* [SELECTED TEXT]
___
This content is outdated. This version of the Well-Architected Framework is now found at: https://docs.aws.amazon.com/en_us/wellarchitected/2022-03-31/framework/reliability.html

REL 13: How do you plan for disaster recovery (DR)?

Having backups and redundant workload components in place is the start of your DR strategy. RTO and RPO are your objectives for restoration of availability. Set these based on business needs. Implement a strategy to meet these objectives, considering locations and function of workload resources and data.

Resources

AWS re:Invent 2018: Architecture Patterns for Multi-Region Active-Active Applications (ARC209-R2)
AWS re:Invent 2019: Backup-and-restore and disaster-recovery solutions with AWS (STG208)
What Is AWS Backup?
Remediating Noncompliant AWS Resources by AWS Config Rules
AWS Systems Manager Automation
AWS CloudFormation: Detect Drift on an Entire CloudFormation Stack
Amazon RDS: Cross-region backup copy
RDS: Replicating a Read Replica Across Regions
S3: Cross-Region Replication
Route 53: Configuring DNS Failover
CloudEndure Disaster Recovery
How do I implement an Infrastructure Configuration Management solution on AWS?
___
* [ITEMS]
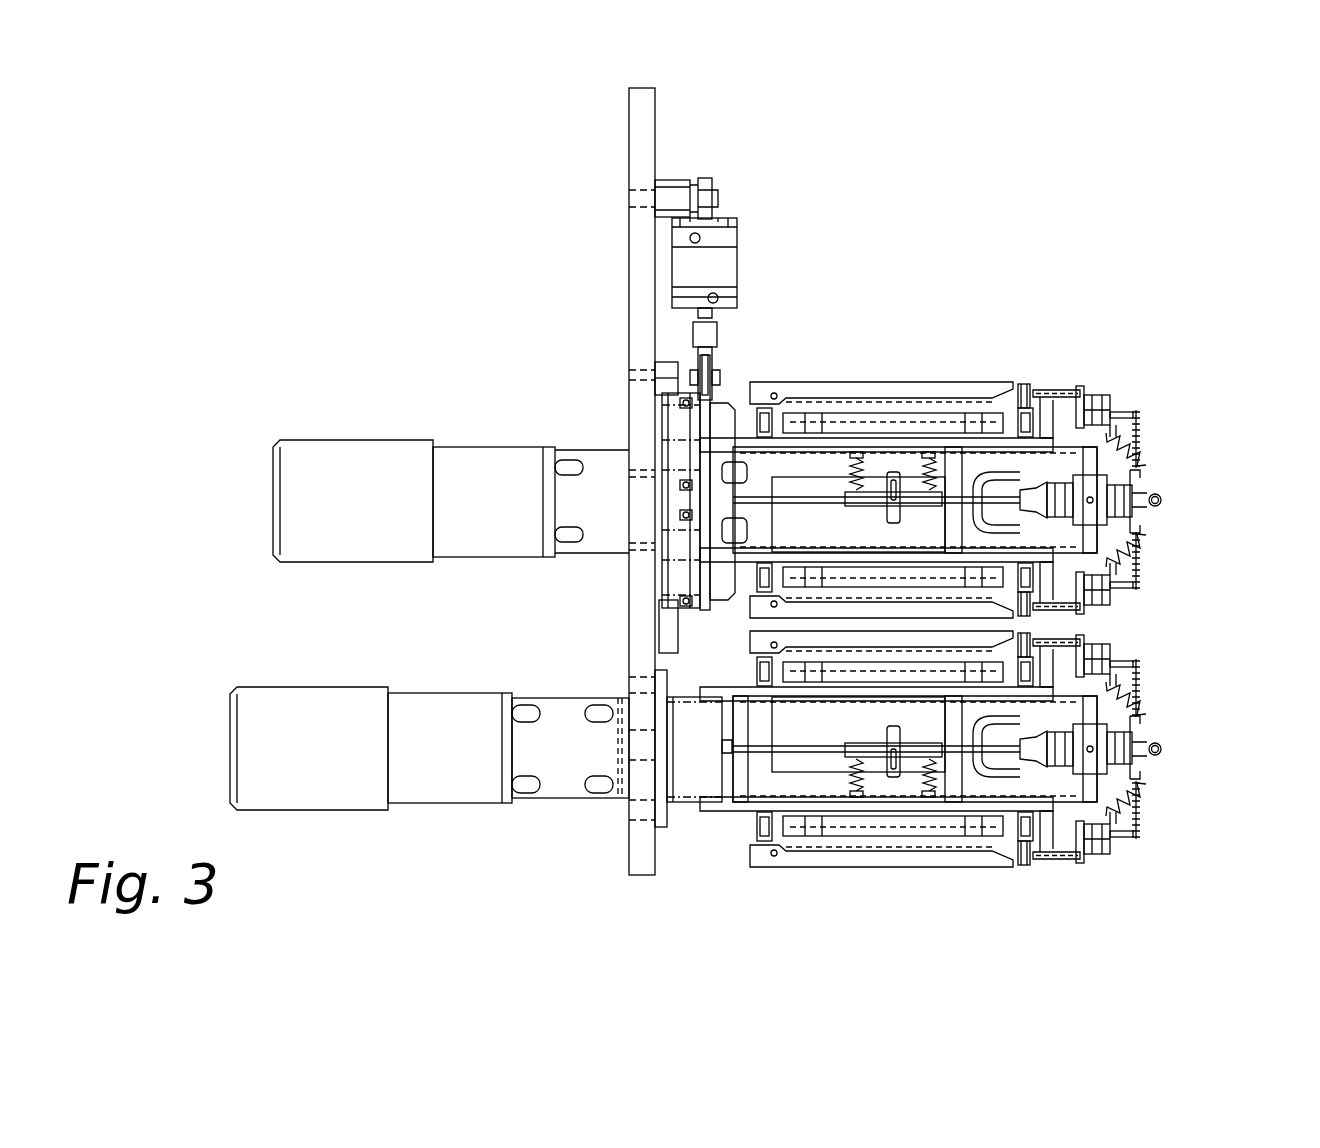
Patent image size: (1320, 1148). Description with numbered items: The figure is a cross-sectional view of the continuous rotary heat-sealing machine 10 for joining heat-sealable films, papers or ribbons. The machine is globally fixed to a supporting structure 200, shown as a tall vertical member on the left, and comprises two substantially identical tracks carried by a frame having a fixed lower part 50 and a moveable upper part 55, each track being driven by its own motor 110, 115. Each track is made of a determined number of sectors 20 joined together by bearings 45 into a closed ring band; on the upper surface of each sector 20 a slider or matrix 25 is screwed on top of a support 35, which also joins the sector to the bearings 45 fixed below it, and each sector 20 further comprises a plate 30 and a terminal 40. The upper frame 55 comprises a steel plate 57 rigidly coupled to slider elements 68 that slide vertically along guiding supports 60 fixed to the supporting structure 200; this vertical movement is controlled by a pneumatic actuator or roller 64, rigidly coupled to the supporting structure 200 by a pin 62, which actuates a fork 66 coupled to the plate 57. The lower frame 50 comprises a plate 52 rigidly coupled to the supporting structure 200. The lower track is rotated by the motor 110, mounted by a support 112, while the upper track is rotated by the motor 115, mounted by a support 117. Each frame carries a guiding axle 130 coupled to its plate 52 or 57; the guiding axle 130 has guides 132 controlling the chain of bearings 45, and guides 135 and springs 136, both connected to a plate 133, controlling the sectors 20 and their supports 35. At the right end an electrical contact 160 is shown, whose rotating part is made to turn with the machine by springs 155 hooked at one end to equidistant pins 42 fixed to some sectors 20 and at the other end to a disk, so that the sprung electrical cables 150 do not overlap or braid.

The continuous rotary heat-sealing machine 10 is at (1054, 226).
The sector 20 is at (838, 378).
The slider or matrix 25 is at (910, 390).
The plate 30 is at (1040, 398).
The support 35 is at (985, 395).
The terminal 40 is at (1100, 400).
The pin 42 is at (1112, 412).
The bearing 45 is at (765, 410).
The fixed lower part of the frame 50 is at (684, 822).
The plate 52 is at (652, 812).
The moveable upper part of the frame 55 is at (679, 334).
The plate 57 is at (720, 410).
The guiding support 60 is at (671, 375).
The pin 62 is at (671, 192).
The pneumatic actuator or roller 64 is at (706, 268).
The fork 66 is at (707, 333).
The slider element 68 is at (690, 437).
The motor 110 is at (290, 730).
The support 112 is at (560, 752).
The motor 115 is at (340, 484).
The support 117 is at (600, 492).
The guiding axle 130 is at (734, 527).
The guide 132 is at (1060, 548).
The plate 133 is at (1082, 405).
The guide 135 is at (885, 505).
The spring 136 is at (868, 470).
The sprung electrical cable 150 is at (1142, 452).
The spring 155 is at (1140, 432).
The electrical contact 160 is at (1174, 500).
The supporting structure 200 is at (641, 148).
___
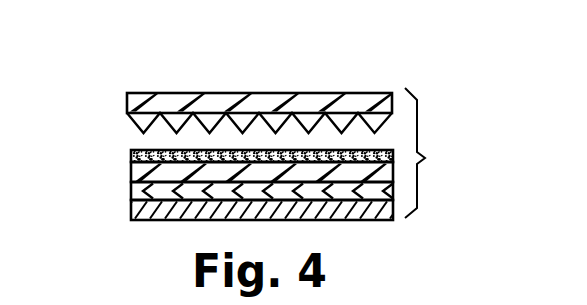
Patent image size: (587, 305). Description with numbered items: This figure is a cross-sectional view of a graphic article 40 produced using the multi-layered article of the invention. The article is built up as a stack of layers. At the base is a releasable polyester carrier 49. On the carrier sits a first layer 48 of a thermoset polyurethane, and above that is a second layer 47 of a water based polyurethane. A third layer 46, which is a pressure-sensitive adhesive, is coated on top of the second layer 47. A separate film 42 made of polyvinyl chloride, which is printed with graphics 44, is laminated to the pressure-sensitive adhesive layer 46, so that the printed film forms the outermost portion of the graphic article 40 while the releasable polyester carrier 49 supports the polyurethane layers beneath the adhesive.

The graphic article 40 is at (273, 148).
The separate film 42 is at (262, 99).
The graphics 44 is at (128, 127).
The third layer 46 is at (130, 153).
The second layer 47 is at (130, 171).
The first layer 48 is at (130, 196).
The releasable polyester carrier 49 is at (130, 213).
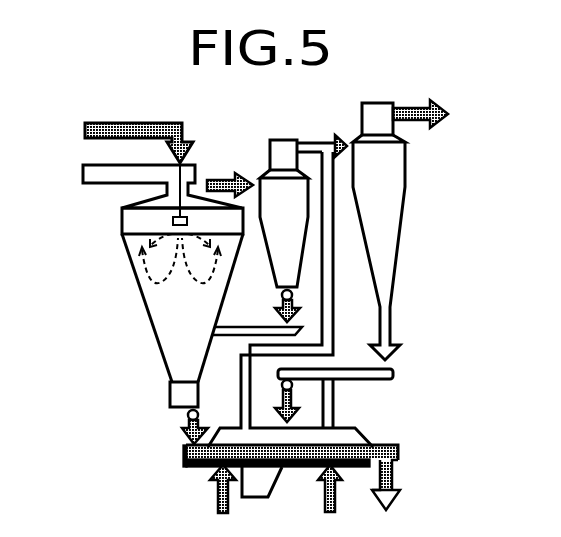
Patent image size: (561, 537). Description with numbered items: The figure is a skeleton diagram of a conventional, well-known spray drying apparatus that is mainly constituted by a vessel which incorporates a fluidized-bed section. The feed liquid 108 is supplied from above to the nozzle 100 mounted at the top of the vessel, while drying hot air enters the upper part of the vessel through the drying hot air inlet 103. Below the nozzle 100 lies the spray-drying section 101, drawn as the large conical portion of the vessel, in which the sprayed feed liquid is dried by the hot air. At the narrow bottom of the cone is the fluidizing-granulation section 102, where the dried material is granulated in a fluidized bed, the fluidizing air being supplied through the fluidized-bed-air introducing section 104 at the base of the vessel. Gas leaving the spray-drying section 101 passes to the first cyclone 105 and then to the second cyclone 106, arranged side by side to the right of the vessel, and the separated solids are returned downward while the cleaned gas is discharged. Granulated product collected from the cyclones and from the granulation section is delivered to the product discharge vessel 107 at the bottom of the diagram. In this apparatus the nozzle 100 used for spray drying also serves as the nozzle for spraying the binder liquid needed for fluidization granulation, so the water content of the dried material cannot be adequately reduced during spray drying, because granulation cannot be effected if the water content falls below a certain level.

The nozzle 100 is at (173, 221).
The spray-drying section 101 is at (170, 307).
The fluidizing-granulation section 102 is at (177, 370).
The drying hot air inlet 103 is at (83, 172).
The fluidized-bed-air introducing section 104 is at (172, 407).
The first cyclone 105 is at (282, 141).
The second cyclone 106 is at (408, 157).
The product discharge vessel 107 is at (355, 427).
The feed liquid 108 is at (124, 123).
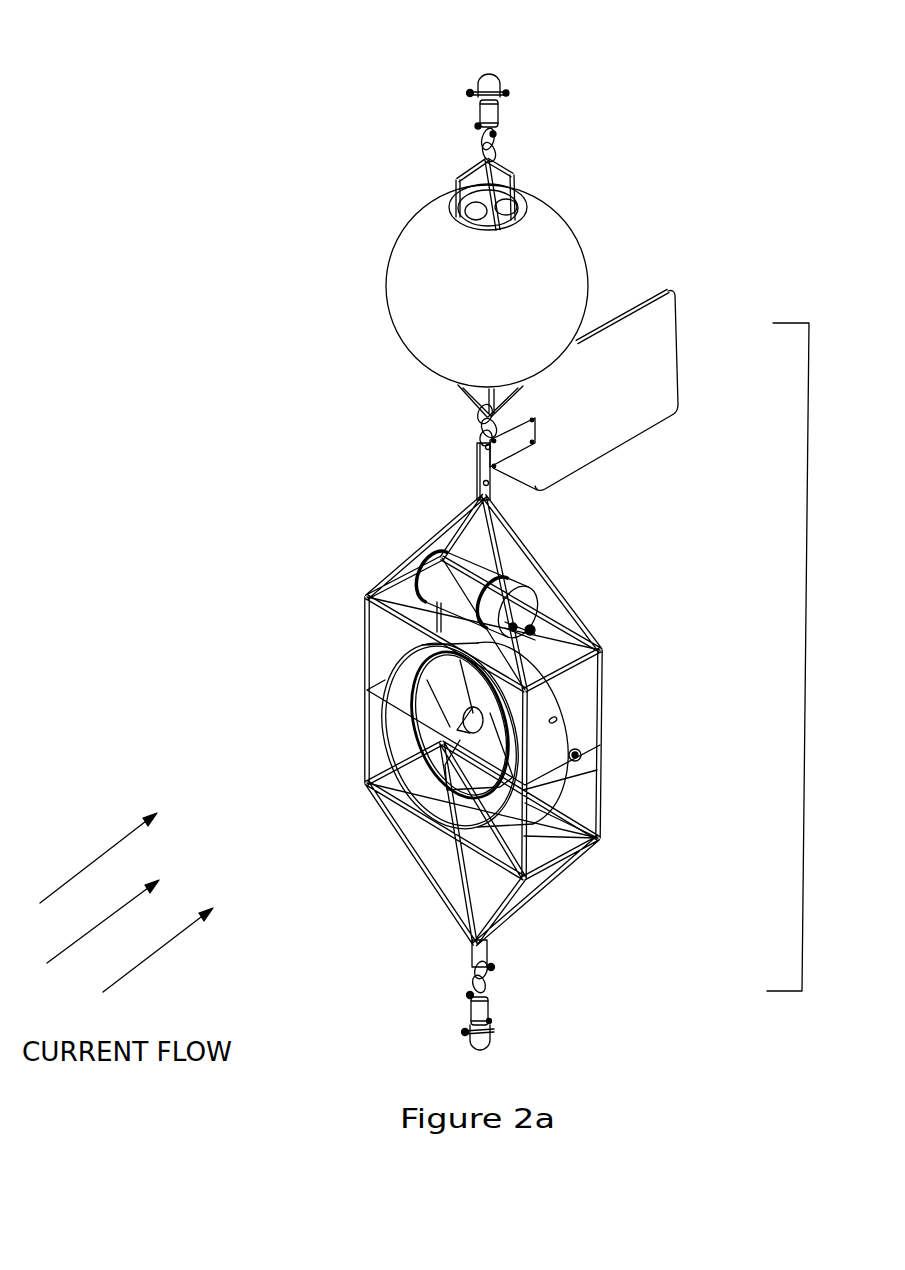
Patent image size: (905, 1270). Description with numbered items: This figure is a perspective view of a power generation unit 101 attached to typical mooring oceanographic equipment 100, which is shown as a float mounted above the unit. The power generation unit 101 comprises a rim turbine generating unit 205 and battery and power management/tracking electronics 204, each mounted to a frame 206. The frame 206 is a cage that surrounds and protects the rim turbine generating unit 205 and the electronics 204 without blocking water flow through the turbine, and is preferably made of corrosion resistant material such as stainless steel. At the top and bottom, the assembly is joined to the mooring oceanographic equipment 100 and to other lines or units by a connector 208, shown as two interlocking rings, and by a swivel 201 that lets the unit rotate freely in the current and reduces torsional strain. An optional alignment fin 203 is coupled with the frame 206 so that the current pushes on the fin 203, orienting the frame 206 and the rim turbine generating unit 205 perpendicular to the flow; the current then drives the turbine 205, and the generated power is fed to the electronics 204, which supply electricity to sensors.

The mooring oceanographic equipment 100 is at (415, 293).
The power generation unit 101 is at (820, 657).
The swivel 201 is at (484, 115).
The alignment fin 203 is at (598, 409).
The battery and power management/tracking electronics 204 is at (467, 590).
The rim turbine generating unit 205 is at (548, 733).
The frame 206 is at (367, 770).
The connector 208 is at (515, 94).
___
* [REQUIREMENT A]
Output the stretch of the disaster recovery page from "AWS re:Invent 2019: Backup-and-restore" through "solution on AWS?".
* [REQUIREMENT B]
Summarize the disaster recovery page in two sentences.
* [REQUIREMENT C]
Extend the disaster recovery page from its last line onward.
You won't need the entries for any of this.

* [TASK ANSWER A]
AWS re:Invent 2019: Backup-and-restore and disaster-recovery solutions with AWS (STG208)
What Is AWS Backup?
Remediating Noncompliant AWS Resources by AWS Config Rules
AWS Systems Manager Automation
AWS CloudFormation: Detect Drift on an Entire CloudFormation Stack
Amazon RDS: Cross-region backup copy
RDS: Replicating a Read Replica Across Regions
S3: Cross-Region Replication
Route 53: Configuring DNS Failover
CloudEndure Disaster Recovery
How do I implement an Infrastructure Configuration Management solution on AWS?

* [TASK ANSWER B]
Backups and redundant workload components are the start of a disaster recovery strategy, and RTO and RPO are the objectives for restoring availability. These objectives should be set based on business needs and met through a strategy that considers the locations and function of workload resources and data.

* [TASK ANSWER C]
CloudEndure Disaster Recovery to AWS
AWS Marketplace: products that can be used for disaster recovery
APN Partner: partners that can help with disaster recovery

Best Practices:

Improvement Plan

Define recovery objectives for downtime and data loss

  • Establish categories of need for your workloads: Identify the primary business driver and enabler workloads. Identify the workloads that are internal only tools, and the workloads that are externally visible tools. Identify the business impact of down-time for each workload. Create five or fewer categories and refine the range of your recovery time objective (RTO) and recovery point objective (RPO) requirements.
  • Use defined recovery strategies to meet the recovery objectives

  • Establish strategies to achieve the recovery time objective (RTO) and recovery point objective (RPO) for each category: If a multi-region strategy is necessary for your workload, you should choose one of the following strategies. They are listed in increasing order of complexity, and decreasing order of RTO and RPO. Backup and restore to another AWS region can add another layer of assurance that data will be available when needed, but for the other strategies you should weigh their potential complexity and cost versus what you can achieve using multiple Availability Zones within an AWS Region.
    AWS re:Invent 2019: Backup-and-restore and disaster-recovery solutions with AWS (STG208)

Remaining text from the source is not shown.